Entries from a dataset:
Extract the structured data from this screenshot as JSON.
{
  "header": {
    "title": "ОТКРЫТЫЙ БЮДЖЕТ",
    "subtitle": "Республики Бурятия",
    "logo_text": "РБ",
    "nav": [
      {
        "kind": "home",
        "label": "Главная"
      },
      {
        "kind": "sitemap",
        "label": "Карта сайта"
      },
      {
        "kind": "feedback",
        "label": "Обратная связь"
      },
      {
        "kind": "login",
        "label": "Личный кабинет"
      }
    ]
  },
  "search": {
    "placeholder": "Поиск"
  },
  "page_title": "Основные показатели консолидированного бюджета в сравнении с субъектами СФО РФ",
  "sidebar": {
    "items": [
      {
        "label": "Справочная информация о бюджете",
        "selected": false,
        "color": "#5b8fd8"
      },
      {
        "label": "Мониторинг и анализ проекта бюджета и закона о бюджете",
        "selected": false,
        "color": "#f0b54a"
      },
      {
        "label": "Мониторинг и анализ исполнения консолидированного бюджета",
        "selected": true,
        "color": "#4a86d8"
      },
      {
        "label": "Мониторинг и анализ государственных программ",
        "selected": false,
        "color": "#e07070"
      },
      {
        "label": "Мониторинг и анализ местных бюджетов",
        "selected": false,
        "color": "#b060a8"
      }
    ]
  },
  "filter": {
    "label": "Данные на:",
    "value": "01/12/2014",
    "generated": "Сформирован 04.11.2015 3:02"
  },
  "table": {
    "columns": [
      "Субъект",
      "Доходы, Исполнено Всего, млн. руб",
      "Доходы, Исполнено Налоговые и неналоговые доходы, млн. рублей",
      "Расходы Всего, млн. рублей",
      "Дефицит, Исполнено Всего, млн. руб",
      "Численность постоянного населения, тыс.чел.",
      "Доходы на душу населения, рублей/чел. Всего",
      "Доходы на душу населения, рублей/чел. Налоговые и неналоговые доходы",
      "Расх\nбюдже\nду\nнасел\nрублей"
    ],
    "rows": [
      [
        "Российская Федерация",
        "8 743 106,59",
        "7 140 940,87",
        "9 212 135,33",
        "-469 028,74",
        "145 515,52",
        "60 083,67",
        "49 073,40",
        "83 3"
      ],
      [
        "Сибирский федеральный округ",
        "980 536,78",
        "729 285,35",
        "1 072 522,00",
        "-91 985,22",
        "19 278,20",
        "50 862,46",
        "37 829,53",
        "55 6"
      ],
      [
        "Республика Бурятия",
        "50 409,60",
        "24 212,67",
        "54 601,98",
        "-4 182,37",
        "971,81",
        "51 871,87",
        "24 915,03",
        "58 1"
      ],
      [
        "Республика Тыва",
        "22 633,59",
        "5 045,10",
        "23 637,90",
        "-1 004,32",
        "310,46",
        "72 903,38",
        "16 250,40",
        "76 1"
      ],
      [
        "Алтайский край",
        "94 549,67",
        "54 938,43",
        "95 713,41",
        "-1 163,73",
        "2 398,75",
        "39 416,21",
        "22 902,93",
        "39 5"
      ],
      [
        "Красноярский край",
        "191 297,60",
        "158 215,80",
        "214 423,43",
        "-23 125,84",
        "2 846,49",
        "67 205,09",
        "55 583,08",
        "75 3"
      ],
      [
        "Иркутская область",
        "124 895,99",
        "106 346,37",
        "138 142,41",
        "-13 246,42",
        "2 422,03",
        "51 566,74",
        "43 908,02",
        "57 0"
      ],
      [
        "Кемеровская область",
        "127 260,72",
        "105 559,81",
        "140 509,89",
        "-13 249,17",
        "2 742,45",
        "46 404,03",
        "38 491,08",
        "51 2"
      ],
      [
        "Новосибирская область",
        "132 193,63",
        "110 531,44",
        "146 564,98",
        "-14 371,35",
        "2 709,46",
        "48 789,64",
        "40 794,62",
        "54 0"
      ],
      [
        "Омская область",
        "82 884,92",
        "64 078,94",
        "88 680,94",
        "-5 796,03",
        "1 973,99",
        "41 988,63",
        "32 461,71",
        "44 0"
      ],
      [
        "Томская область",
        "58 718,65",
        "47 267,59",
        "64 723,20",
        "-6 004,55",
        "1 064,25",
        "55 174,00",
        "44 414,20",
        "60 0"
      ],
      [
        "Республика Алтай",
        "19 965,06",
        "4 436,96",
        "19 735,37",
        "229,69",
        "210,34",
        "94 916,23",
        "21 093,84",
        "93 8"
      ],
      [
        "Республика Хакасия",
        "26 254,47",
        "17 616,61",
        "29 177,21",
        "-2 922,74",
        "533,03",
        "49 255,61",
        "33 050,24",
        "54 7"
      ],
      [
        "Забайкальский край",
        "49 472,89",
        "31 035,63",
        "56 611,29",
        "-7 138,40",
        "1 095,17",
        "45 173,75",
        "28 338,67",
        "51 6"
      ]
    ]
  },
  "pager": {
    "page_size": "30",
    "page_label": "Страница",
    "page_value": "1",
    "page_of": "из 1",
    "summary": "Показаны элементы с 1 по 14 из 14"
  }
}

# Required work
Search the data above for the word "Всего", then gather each line in which it appears.

# Response to the exercise
      "Доходы, Исполнено Всего, млн. руб",
      "Расходы Всего, млн. рублей",
      "Дефицит, Исполнено Всего, млн. руб",
      "Доходы на душу населения, рублей/чел. Всего",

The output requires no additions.